- **DIRECTIONS**: Quote the rows verbatim from the first row of the rows through the line containing "row-subtitle-times: 09:00, 17:00", with both ends included.

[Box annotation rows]
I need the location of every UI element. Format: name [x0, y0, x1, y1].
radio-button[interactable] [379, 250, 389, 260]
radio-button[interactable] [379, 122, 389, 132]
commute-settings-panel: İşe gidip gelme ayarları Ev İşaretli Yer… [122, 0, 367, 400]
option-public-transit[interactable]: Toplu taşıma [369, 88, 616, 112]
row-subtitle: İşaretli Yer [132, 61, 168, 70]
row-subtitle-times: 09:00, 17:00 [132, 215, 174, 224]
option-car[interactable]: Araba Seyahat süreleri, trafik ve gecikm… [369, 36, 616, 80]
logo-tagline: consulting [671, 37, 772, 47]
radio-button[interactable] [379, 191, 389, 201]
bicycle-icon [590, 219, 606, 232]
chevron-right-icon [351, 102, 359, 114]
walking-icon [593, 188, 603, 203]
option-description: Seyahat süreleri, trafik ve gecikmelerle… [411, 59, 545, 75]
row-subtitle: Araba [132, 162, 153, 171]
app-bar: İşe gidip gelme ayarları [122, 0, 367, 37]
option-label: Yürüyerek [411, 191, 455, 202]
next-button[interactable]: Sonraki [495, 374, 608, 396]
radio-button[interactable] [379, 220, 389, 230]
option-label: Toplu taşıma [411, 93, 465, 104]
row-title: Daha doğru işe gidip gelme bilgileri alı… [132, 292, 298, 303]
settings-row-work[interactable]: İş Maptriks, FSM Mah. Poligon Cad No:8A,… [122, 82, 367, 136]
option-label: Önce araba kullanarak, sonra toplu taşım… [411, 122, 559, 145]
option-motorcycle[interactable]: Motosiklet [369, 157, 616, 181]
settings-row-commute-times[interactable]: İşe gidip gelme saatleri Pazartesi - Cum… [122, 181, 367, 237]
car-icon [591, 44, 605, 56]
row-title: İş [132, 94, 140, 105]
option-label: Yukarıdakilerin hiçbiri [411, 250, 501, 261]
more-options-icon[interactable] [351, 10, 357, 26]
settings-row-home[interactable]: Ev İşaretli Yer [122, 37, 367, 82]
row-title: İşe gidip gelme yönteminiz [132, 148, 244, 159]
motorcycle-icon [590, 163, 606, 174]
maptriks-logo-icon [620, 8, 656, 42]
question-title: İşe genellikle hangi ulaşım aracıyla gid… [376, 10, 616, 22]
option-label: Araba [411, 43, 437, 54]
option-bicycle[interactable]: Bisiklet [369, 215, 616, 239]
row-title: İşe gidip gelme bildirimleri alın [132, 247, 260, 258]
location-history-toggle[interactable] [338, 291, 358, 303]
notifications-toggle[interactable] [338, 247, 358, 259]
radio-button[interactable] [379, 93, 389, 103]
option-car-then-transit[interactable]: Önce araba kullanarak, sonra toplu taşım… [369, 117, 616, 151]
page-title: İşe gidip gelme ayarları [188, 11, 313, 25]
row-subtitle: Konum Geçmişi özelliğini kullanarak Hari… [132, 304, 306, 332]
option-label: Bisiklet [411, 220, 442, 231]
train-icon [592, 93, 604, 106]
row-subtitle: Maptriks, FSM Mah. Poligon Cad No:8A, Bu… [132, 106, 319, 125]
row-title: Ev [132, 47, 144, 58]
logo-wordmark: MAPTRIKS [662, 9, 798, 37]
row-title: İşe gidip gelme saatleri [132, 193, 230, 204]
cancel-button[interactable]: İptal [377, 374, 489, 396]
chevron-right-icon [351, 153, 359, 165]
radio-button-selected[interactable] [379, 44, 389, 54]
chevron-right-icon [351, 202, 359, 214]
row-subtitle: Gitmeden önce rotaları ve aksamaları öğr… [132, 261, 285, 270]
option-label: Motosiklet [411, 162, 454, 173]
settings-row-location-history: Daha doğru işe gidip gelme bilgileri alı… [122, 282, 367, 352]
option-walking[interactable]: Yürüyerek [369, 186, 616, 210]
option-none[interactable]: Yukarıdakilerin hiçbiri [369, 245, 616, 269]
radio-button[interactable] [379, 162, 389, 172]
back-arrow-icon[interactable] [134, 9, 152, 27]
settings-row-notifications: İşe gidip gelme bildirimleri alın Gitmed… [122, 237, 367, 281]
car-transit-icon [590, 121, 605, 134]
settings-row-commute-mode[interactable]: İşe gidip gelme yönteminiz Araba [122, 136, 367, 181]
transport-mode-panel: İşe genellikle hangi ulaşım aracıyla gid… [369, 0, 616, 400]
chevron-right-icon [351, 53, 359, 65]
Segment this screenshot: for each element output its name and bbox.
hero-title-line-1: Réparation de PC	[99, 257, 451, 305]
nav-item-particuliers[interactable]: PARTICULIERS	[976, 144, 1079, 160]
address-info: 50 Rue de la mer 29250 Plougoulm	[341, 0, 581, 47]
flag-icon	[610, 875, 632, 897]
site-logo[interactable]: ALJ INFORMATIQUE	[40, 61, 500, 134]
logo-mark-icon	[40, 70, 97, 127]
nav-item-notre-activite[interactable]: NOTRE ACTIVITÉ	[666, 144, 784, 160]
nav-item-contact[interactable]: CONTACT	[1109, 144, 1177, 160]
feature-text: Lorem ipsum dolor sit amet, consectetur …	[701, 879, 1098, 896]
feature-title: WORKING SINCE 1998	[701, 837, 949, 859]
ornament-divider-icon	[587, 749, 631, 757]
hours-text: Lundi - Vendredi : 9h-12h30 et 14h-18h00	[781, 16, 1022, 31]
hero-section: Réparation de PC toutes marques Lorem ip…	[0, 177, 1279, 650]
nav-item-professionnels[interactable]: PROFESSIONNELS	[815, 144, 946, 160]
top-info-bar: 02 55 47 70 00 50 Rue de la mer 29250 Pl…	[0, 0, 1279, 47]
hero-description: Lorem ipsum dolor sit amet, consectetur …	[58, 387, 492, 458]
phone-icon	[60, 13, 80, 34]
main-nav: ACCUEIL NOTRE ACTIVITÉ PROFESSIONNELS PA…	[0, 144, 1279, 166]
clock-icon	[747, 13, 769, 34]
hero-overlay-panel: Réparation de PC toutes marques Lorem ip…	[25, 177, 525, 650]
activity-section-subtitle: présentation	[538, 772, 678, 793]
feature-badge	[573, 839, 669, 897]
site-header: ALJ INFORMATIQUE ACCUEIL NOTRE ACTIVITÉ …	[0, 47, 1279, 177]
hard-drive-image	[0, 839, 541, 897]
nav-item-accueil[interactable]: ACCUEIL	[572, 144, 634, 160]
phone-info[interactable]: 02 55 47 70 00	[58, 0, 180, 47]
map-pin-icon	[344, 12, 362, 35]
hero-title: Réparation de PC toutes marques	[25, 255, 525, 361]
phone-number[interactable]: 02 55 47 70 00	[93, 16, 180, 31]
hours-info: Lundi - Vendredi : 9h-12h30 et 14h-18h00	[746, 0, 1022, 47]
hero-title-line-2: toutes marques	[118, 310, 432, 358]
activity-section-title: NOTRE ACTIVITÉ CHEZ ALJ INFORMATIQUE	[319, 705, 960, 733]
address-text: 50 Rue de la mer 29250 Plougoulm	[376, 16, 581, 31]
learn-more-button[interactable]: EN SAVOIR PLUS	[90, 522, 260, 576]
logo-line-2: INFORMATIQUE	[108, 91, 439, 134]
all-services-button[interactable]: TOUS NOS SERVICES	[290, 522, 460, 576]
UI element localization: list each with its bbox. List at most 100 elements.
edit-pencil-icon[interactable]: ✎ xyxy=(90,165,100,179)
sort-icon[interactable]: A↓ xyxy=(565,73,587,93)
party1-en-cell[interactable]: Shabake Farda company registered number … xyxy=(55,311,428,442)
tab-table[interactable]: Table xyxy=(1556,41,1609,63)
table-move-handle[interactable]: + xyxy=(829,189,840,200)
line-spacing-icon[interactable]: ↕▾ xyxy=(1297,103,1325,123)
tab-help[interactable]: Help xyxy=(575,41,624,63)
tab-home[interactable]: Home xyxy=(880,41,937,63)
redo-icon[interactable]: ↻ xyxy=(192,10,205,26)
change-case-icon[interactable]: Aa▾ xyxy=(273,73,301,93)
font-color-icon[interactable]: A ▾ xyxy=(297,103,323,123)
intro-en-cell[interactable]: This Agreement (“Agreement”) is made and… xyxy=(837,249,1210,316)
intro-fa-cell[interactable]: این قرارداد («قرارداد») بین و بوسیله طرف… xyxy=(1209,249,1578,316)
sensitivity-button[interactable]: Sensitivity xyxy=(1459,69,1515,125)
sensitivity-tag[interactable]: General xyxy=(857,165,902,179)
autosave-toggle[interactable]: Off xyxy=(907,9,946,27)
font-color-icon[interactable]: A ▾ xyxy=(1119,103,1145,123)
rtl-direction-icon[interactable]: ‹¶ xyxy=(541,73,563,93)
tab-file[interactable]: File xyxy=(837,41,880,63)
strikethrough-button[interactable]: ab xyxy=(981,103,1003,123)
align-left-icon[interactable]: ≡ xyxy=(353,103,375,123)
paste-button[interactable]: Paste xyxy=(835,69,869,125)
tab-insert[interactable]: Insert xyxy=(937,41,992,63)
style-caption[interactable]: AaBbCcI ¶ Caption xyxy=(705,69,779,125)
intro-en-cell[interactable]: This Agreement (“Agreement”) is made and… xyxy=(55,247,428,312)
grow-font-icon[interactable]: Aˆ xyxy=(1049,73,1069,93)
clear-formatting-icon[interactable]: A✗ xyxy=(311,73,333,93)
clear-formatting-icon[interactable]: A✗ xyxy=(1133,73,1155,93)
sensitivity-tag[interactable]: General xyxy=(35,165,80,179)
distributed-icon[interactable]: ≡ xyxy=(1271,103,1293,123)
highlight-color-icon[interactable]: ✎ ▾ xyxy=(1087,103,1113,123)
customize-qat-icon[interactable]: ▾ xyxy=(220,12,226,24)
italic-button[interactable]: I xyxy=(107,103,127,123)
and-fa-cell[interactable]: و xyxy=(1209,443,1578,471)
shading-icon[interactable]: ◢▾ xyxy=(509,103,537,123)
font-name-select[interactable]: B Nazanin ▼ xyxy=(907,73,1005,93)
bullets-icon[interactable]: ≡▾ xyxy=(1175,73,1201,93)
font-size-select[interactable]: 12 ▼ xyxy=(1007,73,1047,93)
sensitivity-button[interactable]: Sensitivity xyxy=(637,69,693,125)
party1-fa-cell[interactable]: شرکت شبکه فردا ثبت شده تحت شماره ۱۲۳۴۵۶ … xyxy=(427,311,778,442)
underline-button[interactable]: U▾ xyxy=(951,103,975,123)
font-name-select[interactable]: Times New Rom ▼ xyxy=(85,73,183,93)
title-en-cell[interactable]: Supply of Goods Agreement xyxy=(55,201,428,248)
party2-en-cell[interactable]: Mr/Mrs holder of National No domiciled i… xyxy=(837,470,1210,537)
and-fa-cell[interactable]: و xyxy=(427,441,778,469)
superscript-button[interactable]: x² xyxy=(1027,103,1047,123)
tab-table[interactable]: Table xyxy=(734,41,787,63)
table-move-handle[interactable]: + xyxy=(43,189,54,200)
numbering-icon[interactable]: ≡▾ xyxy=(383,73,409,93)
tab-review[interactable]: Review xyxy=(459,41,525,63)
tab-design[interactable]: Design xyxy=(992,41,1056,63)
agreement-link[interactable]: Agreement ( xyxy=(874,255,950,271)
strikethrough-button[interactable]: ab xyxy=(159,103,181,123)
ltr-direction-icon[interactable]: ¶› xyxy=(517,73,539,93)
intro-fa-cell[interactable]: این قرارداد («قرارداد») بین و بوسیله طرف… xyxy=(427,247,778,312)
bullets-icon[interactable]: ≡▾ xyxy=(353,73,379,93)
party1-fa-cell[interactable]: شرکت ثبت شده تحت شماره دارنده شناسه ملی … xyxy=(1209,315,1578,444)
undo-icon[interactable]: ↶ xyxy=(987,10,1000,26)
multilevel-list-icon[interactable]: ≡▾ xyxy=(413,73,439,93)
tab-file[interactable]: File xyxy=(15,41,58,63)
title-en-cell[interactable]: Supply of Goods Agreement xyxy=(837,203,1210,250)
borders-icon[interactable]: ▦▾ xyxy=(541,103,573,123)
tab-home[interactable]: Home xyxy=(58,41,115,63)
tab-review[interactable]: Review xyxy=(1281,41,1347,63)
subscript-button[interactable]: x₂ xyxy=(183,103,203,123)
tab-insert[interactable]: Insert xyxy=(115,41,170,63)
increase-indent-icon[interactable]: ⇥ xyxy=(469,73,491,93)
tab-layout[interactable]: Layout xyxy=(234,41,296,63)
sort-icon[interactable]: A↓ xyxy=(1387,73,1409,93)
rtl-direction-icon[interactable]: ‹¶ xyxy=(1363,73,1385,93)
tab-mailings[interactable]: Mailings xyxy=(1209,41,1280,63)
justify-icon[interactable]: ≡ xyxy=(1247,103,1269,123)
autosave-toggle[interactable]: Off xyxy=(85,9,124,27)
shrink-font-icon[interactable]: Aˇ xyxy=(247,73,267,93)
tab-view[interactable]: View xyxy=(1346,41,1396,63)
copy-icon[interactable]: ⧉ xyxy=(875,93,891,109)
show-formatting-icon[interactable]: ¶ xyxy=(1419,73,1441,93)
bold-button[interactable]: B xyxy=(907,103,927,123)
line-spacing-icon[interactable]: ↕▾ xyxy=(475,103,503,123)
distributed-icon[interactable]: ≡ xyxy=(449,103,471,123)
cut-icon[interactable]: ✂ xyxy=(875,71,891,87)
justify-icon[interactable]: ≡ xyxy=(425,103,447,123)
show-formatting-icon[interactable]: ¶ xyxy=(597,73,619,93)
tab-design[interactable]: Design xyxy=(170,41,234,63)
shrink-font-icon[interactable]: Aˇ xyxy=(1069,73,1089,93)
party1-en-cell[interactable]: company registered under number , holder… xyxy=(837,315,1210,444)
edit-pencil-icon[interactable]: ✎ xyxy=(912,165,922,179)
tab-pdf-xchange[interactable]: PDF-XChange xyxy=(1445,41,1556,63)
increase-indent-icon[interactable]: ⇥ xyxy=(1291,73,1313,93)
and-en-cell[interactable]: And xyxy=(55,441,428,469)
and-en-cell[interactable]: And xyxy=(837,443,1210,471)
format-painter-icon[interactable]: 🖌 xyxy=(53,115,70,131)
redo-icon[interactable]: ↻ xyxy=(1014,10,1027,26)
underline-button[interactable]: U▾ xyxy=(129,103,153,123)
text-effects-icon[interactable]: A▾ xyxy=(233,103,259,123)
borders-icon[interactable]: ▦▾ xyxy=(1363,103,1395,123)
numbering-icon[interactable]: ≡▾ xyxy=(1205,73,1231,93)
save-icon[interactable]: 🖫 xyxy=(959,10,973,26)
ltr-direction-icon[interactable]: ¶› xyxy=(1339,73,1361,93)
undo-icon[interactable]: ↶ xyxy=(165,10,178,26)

- **RESPONSE FOR THIS EXERCISE**:
I need the location of every UI element. Format: name [x0, y0, x1, y1].
radio-button[interactable] [379, 250, 389, 260]
radio-button[interactable] [379, 122, 389, 132]
commute-settings-panel: İşe gidip gelme ayarları Ev İşaretli Yer… [122, 0, 367, 400]
option-public-transit[interactable]: Toplu taşıma [369, 88, 616, 112]
row-subtitle: İşaretli Yer [132, 61, 168, 70]
row-subtitle-times: 09:00, 17:00 [132, 215, 174, 224]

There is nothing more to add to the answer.